## TASK GOAL
Give every line of the records below as a numbered list, skipping blank lines and omitting the pictures.

## PROVIDED RECORDS
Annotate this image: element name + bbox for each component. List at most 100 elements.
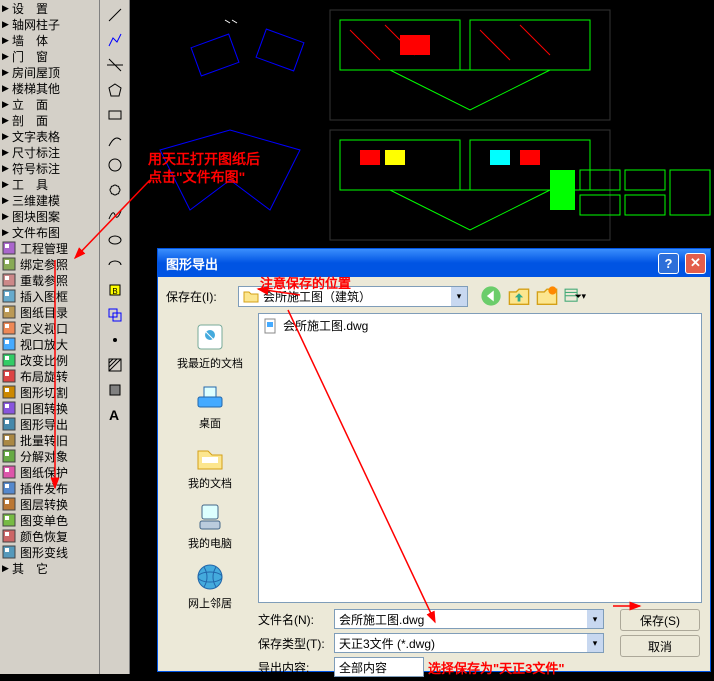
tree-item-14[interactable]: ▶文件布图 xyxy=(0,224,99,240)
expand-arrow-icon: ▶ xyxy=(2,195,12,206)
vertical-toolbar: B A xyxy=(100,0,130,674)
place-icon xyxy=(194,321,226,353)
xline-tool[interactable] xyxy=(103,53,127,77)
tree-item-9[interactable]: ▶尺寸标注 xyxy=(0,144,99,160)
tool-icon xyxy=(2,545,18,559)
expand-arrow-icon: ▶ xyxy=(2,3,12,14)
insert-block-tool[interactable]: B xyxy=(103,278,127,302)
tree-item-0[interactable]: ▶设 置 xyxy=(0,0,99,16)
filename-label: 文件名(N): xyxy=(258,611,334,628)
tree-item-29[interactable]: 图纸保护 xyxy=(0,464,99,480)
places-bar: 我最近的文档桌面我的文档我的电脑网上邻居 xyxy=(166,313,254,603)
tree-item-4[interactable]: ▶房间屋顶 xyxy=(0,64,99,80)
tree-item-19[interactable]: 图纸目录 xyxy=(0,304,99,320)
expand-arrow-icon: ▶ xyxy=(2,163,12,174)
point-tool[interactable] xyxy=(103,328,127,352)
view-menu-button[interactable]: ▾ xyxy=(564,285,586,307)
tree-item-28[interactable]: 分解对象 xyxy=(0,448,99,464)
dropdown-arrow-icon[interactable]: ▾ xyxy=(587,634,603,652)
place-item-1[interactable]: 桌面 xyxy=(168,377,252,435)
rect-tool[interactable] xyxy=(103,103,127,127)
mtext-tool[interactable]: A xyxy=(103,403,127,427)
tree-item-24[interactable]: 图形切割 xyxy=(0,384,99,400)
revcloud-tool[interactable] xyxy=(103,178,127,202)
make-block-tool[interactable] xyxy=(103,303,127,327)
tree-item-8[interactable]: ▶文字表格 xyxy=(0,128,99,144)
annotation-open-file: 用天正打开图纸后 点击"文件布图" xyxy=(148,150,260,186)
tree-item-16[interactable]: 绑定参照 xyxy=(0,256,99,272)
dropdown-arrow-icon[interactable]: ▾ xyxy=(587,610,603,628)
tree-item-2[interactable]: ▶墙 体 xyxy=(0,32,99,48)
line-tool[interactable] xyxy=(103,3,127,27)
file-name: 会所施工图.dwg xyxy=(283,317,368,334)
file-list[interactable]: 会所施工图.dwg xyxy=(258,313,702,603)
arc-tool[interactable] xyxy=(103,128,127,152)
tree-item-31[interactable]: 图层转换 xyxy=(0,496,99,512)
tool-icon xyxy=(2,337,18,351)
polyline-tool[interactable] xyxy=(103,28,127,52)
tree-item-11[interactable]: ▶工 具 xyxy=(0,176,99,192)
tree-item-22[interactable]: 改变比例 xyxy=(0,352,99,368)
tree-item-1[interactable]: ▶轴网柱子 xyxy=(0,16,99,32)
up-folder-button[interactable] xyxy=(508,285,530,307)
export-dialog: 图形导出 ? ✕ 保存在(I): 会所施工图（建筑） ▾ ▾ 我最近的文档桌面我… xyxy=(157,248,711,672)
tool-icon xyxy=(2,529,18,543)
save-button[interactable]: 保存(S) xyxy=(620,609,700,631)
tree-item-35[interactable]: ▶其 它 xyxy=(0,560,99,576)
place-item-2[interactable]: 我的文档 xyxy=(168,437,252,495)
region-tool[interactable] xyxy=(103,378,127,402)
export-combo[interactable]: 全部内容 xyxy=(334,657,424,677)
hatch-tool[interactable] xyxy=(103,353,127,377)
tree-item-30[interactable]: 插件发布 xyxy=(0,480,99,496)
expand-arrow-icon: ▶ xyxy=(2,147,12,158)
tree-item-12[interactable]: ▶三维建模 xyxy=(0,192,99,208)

## SOLUTION TO THIS PROBLEM
1. Annotate this image: element name + bbox for each component. List at most 100 elements.
2. tree-item-14[interactable]: ▶文件布图 xyxy=(0,224,99,240)
3. expand-arrow-icon: ▶ xyxy=(2,195,12,206)
4. vertical-toolbar: B A xyxy=(100,0,130,674)
5. place-icon xyxy=(194,321,226,353)
6. xline-tool[interactable] xyxy=(103,53,127,77)
7. tree-item-9[interactable]: ▶尺寸标注 xyxy=(0,144,99,160)
8. tool-icon xyxy=(2,545,18,559)
9. expand-arrow-icon: ▶ xyxy=(2,3,12,14)
10. insert-block-tool[interactable]: B xyxy=(103,278,127,302)
11. tree-item-0[interactable]: ▶设 置 xyxy=(0,0,99,16)
12. filename-label: 文件名(N): xyxy=(258,611,334,628)
13. tree-item-29[interactable]: 图纸保护 xyxy=(0,464,99,480)
14. places-bar: 我最近的文档桌面我的文档我的电脑网上邻居 xyxy=(166,313,254,603)
15. tree-item-4[interactable]: ▶房间屋顶 xyxy=(0,64,99,80)
16. tree-item-19[interactable]: 图纸目录 xyxy=(0,304,99,320)
17. expand-arrow-icon: ▶ xyxy=(2,163,12,174)
18. point-tool[interactable] xyxy=(103,328,127,352)
19. view-menu-button[interactable]: ▾ xyxy=(564,285,586,307)
20. tree-item-28[interactable]: 分解对象 xyxy=(0,448,99,464)
21. dropdown-arrow-icon[interactable]: ▾ xyxy=(587,634,603,652)
22. place-item-1[interactable]: 桌面 xyxy=(168,377,252,435)
23. rect-tool[interactable] xyxy=(103,103,127,127)
24. mtext-tool[interactable]: A xyxy=(103,403,127,427)
25. tree-item-24[interactable]: 图形切割 xyxy=(0,384,99,400)
26. revcloud-tool[interactable] xyxy=(103,178,127,202)
27. make-block-tool[interactable] xyxy=(103,303,127,327)
28. tree-item-8[interactable]: ▶文字表格 xyxy=(0,128,99,144)
29. annotation-open-file: 用天正打开图纸后 点击"文件布图" xyxy=(148,150,260,186)
30. tree-item-16[interactable]: 绑定参照 xyxy=(0,256,99,272)
31. dropdown-arrow-icon[interactable]: ▾ xyxy=(587,610,603,628)
32. tree-item-2[interactable]: ▶墙 体 xyxy=(0,32,99,48)
33. line-tool[interactable] xyxy=(103,3,127,27)
34. file-name: 会所施工图.dwg xyxy=(283,317,368,334)
35. file-list[interactable]: 会所施工图.dwg xyxy=(258,313,702,603)
36. arc-tool[interactable] xyxy=(103,128,127,152)
37. tree-item-31[interactable]: 图层转换 xyxy=(0,496,99,512)
38. tool-icon xyxy=(2,337,18,351)
39. polyline-tool[interactable] xyxy=(103,28,127,52)
40. tree-item-11[interactable]: ▶工 具 xyxy=(0,176,99,192)
41. tree-item-22[interactable]: 改变比例 xyxy=(0,352,99,368)
42. tree-item-1[interactable]: ▶轴网柱子 xyxy=(0,16,99,32)
43. up-folder-button[interactable] xyxy=(508,285,530,307)
44. export-dialog: 图形导出 ? ✕ 保存在(I): 会所施工图（建筑） ▾ ▾ 我最近的文档桌面我… xyxy=(157,248,711,672)
45. tool-icon xyxy=(2,529,18,543)
46. save-button[interactable]: 保存(S) xyxy=(620,609,700,631)
47. tree-item-35[interactable]: ▶其 它 xyxy=(0,560,99,576)
48. place-item-2[interactable]: 我的文档 xyxy=(168,437,252,495)
49. region-tool[interactable] xyxy=(103,378,127,402)
50. export-combo[interactable]: 全部内容 xyxy=(334,657,424,677)
51. hatch-tool[interactable] xyxy=(103,353,127,377)
52. tree-item-30[interactable]: 插件发布 xyxy=(0,480,99,496)
53. expand-arrow-icon: ▶ xyxy=(2,147,12,158)
54. tree-item-12[interactable]: ▶三维建模 xyxy=(0,192,99,208)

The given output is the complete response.